» **Aim**
Transcribe the records that follow. Keep every word exactly, and drop the pictures.

Entries from a dataset
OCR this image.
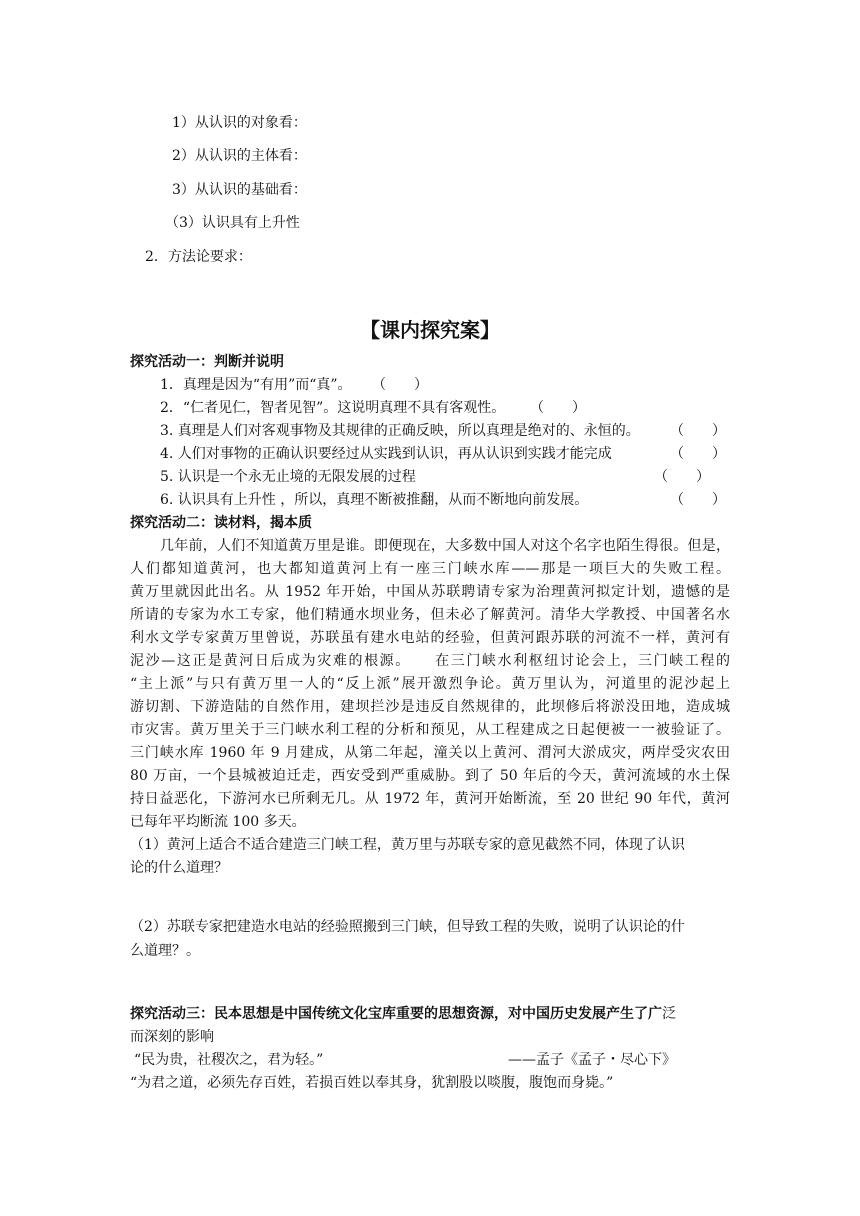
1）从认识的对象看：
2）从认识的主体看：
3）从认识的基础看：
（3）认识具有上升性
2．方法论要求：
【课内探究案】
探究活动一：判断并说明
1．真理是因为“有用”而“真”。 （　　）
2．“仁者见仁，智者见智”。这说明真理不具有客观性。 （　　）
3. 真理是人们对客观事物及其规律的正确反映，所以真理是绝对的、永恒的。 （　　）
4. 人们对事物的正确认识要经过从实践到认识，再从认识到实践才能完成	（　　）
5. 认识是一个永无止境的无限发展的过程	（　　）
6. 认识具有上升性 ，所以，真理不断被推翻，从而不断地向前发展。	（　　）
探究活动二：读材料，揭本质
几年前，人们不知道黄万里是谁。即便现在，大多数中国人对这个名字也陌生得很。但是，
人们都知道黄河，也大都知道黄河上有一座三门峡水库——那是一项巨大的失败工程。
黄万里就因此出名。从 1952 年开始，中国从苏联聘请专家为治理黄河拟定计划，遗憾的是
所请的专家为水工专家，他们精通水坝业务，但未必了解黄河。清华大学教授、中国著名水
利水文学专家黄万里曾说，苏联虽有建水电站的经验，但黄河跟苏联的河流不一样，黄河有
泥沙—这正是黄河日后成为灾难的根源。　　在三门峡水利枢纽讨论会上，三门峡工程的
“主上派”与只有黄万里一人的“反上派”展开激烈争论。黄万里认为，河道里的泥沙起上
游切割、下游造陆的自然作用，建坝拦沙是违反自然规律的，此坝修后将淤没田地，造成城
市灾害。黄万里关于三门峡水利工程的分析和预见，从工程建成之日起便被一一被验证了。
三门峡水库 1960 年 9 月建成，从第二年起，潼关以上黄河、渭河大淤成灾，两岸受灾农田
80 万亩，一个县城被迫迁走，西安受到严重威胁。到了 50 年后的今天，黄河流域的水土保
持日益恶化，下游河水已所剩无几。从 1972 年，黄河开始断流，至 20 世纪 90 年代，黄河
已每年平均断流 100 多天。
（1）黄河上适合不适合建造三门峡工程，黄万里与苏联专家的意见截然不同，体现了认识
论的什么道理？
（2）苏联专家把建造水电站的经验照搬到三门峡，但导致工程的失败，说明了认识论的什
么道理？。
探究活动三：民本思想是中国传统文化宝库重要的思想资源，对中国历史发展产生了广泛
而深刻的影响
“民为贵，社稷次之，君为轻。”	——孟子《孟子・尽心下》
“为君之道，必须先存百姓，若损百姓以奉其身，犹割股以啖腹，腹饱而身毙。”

» **Worked answer**
OCR this image.
1）从认识的对象看：
2）从认识的主体看：
3）从认识的基础看：
（3）认识具有上升性
2．方法论要求：
【课内探究案】
探究活动一：判断并说明
1．真理是因为“有用”而“真”。 （　　）
2．“仁者见仁，智者见智”。这说明真理不具有客观性。 （　　）
3. 真理是人们对客观事物及其规律的正确反映，所以真理是绝对的、永恒的。 （　　）
4. 人们对事物的正确认识要经过从实践到认识，再从认识到实践才能完成	（　　）
5. 认识是一个永无止境的无限发展的过程	（　　）
6. 认识具有上升性 ，所以，真理不断被推翻，从而不断地向前发展。	（　　）
探究活动二：读材料，揭本质
几年前，人们不知道黄万里是谁。即便现在，大多数中国人对这个名字也陌生得很。但是，
人们都知道黄河，也大都知道黄河上有一座三门峡水库——那是一项巨大的失败工程。
黄万里就因此出名。从 1952 年开始，中国从苏联聘请专家为治理黄河拟定计划，遗憾的是
所请的专家为水工专家，他们精通水坝业务，但未必了解黄河。清华大学教授、中国著名水
利水文学专家黄万里曾说，苏联虽有建水电站的经验，但黄河跟苏联的河流不一样，黄河有
泥沙—这正是黄河日后成为灾难的根源。　　在三门峡水利枢纽讨论会上，三门峡工程的
“主上派”与只有黄万里一人的“反上派”展开激烈争论。黄万里认为，河道里的泥沙起上
游切割、下游造陆的自然作用，建坝拦沙是违反自然规律的，此坝修后将淤没田地，造成城
市灾害。黄万里关于三门峡水利工程的分析和预见，从工程建成之日起便被一一被验证了。
三门峡水库 1960 年 9 月建成，从第二年起，潼关以上黄河、渭河大淤成灾，两岸受灾农田
80 万亩，一个县城被迫迁走，西安受到严重威胁。到了 50 年后的今天，黄河流域的水土保
持日益恶化，下游河水已所剩无几。从 1972 年，黄河开始断流，至 20 世纪 90 年代，黄河
已每年平均断流 100 多天。
（1）黄河上适合不适合建造三门峡工程，黄万里与苏联专家的意见截然不同，体现了认识
论的什么道理？
（2）苏联专家把建造水电站的经验照搬到三门峡，但导致工程的失败，说明了认识论的什
么道理？。
探究活动三：民本思想是中国传统文化宝库重要的思想资源，对中国历史发展产生了广泛
而深刻的影响
“民为贵，社稷次之，君为轻。”	——孟子《孟子・尽心下》
“为君之道，必须先存百姓，若损百姓以奉其身，犹割股以啖腹，腹饱而身毙。”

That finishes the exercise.